> [EXERCISE DESCRIPTION]:
Copy every line that contains the string "Bosch" from the entries below.

> [RECORD SET]:
begin
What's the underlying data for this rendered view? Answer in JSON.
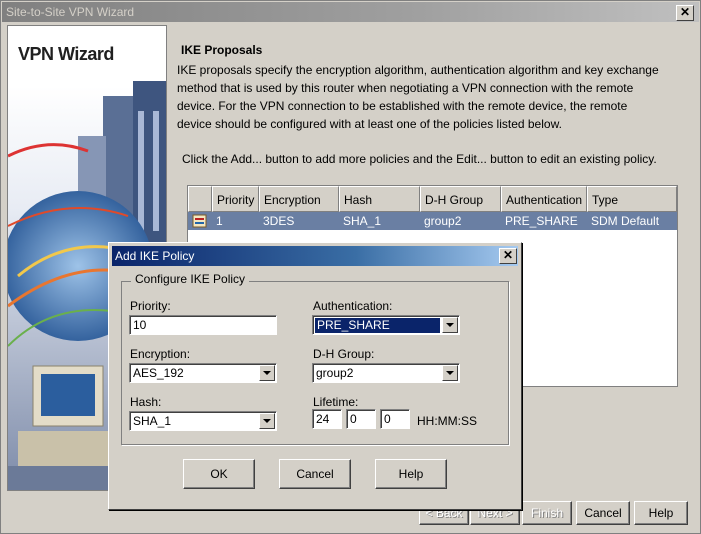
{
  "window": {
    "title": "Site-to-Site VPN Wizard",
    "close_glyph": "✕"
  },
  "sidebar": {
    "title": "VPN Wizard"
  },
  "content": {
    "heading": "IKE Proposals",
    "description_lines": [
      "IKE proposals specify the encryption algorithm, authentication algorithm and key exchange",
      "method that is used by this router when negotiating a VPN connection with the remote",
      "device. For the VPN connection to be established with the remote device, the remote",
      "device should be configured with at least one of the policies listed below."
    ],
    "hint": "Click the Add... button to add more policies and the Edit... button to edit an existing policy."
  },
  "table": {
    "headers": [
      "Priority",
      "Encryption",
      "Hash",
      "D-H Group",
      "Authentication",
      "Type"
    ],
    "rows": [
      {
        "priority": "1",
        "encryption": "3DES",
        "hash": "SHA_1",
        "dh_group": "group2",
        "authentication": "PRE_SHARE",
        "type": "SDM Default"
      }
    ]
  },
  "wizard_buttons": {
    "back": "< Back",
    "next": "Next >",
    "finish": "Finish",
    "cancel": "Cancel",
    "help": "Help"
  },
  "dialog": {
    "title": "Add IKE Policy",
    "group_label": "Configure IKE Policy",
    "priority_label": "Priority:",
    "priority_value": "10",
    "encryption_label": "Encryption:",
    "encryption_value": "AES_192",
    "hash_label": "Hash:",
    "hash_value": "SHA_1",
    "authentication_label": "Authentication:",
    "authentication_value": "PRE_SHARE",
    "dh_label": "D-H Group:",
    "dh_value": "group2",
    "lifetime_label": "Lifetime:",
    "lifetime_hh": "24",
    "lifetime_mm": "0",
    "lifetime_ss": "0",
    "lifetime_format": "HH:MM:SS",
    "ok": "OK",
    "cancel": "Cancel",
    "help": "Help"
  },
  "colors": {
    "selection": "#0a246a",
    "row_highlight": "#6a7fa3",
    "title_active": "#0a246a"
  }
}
end
begin
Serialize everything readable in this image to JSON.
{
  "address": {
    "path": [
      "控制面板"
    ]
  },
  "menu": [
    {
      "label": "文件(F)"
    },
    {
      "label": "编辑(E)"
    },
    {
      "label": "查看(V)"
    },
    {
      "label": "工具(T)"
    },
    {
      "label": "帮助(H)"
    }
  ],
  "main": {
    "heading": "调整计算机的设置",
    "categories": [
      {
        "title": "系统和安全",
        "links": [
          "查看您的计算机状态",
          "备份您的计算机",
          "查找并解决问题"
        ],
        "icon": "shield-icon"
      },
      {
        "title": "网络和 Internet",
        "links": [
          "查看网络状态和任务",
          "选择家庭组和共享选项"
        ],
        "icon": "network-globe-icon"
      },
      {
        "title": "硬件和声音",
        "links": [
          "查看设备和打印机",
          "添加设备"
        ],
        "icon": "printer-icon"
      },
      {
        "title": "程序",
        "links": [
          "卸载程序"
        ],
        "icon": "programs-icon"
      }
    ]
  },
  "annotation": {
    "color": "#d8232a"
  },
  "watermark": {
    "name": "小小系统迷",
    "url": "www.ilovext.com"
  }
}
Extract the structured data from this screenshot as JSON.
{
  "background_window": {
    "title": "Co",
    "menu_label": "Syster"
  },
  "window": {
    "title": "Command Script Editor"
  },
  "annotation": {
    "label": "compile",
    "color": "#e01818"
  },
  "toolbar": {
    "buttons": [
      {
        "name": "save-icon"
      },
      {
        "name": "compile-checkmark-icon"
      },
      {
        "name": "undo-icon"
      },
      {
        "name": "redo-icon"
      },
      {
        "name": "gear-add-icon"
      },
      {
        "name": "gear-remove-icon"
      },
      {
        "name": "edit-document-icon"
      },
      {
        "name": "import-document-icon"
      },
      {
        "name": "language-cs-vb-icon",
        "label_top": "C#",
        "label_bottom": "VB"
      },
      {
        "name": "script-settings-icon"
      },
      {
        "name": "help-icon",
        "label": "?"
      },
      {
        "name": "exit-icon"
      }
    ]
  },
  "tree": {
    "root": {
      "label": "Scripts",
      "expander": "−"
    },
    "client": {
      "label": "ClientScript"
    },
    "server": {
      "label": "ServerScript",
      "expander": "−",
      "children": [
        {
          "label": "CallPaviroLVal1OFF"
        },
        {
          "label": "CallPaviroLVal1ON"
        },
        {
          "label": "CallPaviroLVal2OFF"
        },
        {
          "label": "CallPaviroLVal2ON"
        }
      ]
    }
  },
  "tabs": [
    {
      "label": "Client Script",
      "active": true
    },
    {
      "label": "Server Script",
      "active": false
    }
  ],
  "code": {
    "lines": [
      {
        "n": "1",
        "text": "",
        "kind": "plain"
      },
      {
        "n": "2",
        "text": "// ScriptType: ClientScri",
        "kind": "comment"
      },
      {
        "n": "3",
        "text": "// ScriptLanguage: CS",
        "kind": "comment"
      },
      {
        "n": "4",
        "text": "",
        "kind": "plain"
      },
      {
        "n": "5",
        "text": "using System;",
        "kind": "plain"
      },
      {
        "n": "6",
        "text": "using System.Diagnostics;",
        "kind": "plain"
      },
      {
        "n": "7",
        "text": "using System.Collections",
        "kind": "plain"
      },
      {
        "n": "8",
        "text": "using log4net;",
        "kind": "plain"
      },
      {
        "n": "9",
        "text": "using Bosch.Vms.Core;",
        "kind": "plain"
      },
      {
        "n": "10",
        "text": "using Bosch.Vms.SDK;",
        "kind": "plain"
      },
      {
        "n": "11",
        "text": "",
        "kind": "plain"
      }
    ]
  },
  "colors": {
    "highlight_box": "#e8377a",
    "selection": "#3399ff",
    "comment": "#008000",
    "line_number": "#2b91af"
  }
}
end
begin
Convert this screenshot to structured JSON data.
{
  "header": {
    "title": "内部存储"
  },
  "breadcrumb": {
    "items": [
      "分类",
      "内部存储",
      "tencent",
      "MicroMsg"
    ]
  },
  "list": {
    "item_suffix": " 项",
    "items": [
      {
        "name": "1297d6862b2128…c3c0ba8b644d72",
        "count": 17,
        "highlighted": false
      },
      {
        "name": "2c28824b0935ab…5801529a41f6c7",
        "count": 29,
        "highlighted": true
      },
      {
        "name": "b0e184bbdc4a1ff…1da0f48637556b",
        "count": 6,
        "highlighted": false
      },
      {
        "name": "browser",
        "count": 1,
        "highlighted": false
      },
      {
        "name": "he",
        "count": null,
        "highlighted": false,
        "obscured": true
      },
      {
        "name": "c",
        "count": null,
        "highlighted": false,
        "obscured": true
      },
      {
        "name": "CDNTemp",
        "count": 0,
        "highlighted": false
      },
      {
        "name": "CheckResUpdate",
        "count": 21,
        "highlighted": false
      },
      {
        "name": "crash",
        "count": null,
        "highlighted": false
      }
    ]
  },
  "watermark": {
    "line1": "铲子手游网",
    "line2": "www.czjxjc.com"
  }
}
end
> [RESPONSE]:
        "text": "using Bosch.Vms.Core;",
        "text": "using Bosch.Vms.SDK;",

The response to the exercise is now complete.